* Short task *
Find all the lines with "sistem" and gather them.

Stored records
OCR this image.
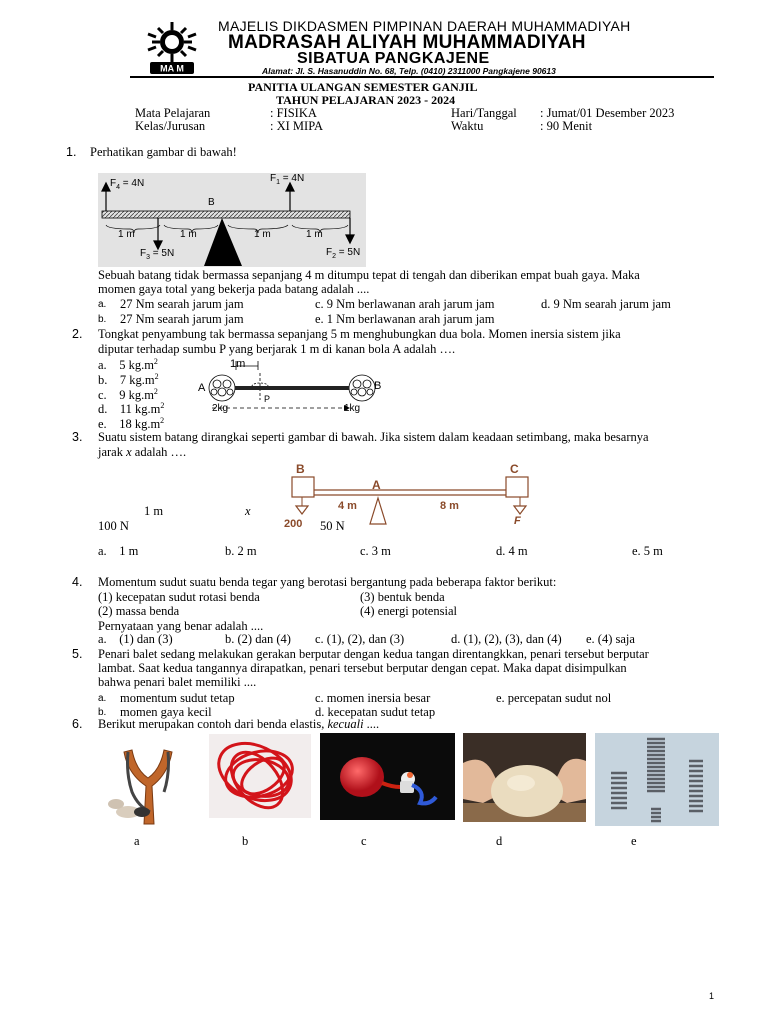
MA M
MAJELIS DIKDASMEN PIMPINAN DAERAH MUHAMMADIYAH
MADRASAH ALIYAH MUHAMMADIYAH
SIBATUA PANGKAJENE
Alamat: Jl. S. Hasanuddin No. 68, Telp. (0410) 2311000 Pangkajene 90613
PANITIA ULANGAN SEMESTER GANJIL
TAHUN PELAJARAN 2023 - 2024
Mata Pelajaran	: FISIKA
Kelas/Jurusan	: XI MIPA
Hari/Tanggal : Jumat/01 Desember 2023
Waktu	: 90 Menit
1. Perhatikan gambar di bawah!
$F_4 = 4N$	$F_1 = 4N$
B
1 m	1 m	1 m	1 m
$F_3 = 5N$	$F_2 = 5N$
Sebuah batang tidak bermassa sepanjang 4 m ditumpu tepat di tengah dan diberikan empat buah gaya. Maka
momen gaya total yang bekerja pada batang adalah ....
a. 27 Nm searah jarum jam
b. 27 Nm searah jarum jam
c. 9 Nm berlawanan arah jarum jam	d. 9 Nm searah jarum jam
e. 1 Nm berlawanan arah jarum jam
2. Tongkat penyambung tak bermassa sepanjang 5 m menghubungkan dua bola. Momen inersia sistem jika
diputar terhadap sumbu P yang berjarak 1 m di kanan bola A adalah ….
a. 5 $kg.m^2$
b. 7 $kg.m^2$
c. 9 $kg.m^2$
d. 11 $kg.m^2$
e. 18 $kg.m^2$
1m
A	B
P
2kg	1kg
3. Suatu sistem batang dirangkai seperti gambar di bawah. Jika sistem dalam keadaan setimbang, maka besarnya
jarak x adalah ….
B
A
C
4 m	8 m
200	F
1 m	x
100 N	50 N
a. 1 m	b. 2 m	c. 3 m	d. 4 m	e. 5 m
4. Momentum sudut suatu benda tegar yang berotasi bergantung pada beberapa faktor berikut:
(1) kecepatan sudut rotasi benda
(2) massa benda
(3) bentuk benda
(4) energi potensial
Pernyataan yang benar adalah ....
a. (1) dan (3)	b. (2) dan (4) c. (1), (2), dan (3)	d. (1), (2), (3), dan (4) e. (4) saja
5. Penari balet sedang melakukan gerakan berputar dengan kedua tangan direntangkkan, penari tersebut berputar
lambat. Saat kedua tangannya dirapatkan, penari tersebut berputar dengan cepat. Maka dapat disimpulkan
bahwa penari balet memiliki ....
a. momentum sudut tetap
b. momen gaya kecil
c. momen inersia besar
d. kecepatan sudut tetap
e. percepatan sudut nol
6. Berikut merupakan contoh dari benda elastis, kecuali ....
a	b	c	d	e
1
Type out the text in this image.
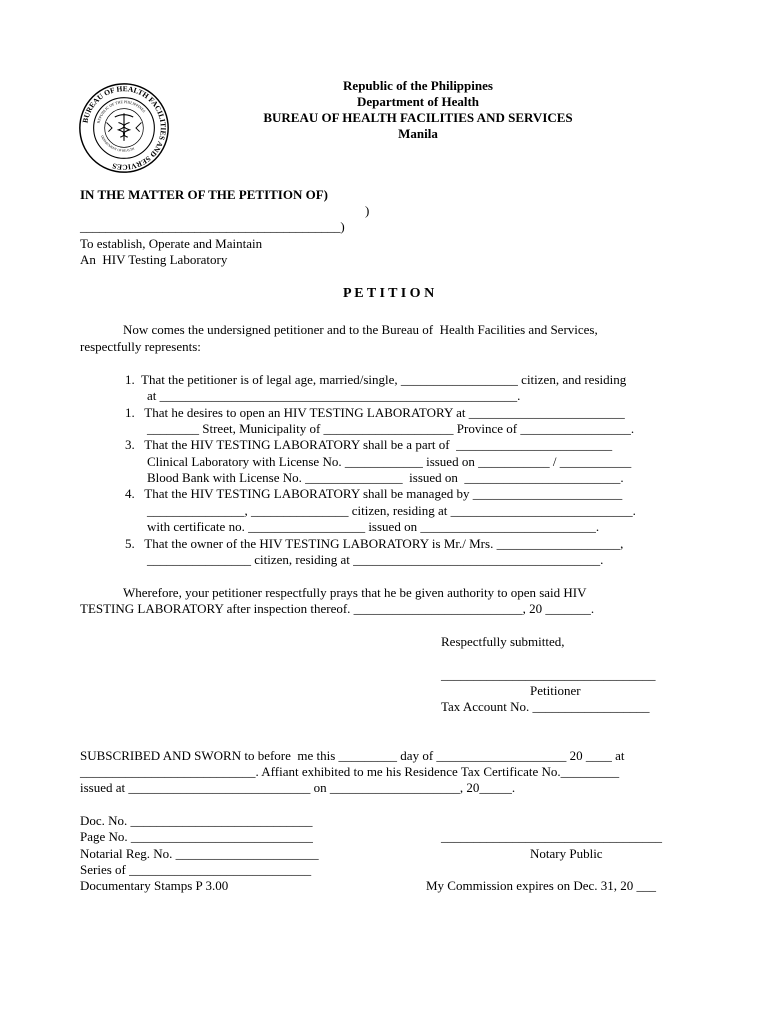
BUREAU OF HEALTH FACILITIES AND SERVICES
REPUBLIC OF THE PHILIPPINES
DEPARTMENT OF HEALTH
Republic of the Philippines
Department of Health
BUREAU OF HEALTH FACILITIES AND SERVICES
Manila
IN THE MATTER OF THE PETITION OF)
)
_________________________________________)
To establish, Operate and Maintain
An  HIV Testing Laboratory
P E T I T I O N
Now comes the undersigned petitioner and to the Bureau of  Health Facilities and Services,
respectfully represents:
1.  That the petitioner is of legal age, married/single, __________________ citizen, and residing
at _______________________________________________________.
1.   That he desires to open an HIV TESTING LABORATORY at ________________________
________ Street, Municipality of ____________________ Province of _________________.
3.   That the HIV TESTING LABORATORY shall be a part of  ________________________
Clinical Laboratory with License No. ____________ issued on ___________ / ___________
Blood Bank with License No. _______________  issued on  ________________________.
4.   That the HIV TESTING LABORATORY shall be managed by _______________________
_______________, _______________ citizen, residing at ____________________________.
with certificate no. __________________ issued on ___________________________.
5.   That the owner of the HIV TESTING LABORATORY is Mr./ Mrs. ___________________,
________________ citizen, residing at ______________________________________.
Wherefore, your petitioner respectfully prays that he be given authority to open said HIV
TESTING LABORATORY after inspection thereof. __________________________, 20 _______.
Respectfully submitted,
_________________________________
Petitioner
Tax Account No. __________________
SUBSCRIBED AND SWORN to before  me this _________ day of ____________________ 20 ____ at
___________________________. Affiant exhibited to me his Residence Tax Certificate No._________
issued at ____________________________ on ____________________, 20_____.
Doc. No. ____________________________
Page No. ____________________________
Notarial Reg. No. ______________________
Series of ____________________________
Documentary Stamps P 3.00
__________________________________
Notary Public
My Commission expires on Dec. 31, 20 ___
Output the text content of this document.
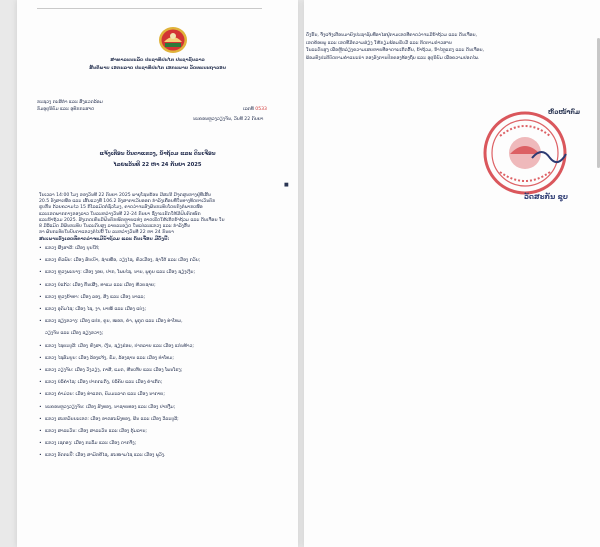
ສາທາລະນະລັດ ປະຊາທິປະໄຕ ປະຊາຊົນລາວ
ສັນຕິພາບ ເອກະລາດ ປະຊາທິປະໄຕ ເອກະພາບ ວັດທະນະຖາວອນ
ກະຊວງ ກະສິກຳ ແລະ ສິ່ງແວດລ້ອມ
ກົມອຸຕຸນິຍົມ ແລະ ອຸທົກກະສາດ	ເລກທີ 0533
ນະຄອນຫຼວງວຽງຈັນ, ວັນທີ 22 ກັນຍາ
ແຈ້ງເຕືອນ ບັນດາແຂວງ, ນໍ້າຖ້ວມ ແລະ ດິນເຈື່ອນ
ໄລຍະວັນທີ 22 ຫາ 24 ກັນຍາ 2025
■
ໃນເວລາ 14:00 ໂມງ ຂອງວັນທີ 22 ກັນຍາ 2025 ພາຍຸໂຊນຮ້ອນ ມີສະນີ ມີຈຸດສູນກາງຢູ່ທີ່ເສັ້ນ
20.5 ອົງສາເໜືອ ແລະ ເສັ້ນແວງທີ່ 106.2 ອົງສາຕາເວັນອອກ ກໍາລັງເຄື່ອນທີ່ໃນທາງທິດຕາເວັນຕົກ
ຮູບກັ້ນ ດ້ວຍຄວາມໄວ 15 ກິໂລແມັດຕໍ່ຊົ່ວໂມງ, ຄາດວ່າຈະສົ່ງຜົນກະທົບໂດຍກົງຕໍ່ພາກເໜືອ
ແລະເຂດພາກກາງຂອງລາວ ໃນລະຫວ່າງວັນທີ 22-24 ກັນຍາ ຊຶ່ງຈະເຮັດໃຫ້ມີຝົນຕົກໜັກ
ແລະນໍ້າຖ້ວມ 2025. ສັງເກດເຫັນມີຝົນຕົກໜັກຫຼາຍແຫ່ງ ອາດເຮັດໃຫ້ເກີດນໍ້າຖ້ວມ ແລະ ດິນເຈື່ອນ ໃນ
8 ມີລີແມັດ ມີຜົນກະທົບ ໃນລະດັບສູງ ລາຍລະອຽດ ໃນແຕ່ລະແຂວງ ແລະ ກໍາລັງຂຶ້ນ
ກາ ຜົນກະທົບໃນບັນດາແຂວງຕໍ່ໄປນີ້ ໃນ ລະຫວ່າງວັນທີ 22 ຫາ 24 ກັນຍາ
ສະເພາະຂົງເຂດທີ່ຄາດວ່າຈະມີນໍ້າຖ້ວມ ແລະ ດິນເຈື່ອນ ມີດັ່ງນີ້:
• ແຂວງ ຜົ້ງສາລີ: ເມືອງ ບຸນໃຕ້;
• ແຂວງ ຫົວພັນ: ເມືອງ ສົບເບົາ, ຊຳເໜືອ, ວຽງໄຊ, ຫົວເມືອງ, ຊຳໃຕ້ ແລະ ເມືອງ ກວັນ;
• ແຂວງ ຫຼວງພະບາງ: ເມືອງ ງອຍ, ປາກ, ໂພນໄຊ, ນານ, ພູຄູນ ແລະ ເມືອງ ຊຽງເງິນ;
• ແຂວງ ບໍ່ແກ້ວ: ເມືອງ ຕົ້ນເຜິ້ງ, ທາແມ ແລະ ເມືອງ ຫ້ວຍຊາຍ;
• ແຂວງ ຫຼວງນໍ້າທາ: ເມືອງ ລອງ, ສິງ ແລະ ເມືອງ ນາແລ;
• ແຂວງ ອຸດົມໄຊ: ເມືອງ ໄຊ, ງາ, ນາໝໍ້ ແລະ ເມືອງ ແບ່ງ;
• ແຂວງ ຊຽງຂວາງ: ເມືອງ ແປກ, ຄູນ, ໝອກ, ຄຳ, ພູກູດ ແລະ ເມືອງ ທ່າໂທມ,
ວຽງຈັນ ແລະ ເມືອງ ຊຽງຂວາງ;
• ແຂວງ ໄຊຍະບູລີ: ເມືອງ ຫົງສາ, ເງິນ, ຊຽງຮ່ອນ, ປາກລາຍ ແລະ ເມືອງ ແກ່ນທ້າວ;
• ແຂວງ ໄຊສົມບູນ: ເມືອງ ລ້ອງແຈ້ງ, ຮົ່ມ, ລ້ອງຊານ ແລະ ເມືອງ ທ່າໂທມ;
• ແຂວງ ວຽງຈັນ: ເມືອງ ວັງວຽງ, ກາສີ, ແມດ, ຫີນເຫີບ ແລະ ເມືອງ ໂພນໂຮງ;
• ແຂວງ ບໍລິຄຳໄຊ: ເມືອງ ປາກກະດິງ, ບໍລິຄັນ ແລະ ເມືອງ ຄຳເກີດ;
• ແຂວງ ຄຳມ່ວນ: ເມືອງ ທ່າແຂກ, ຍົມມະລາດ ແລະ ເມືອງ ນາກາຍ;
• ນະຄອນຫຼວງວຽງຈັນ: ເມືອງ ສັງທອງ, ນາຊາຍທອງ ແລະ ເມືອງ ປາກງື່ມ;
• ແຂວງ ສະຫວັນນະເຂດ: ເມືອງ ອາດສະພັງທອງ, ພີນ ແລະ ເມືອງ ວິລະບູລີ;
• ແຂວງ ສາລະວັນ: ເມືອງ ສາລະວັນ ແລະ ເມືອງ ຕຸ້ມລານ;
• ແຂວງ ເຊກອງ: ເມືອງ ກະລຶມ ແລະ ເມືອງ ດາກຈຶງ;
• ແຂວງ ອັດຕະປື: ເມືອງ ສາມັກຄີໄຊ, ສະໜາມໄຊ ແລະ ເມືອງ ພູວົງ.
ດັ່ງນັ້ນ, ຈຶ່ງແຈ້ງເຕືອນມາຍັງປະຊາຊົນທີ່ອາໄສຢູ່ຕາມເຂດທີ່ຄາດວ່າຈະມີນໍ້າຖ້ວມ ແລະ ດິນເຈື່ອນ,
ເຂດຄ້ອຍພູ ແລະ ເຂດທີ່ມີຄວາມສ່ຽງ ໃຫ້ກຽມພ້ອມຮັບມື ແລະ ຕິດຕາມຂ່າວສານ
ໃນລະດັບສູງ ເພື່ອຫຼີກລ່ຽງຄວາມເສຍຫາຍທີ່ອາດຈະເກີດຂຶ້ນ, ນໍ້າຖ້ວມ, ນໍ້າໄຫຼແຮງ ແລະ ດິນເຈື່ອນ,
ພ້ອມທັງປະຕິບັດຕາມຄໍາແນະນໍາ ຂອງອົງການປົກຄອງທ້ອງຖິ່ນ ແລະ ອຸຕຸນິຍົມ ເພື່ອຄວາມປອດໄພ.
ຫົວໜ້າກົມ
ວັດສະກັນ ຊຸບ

* Correct output *
2. Tongkat penyambung tak bermassa sepanjang 5 m menghubungkan dua bola. Momen inersia sistem jika
3. Suatu sistem batang dirangkai seperti gambar di bawah. Jika sistem dalam keadaan setimbang, maka besarnya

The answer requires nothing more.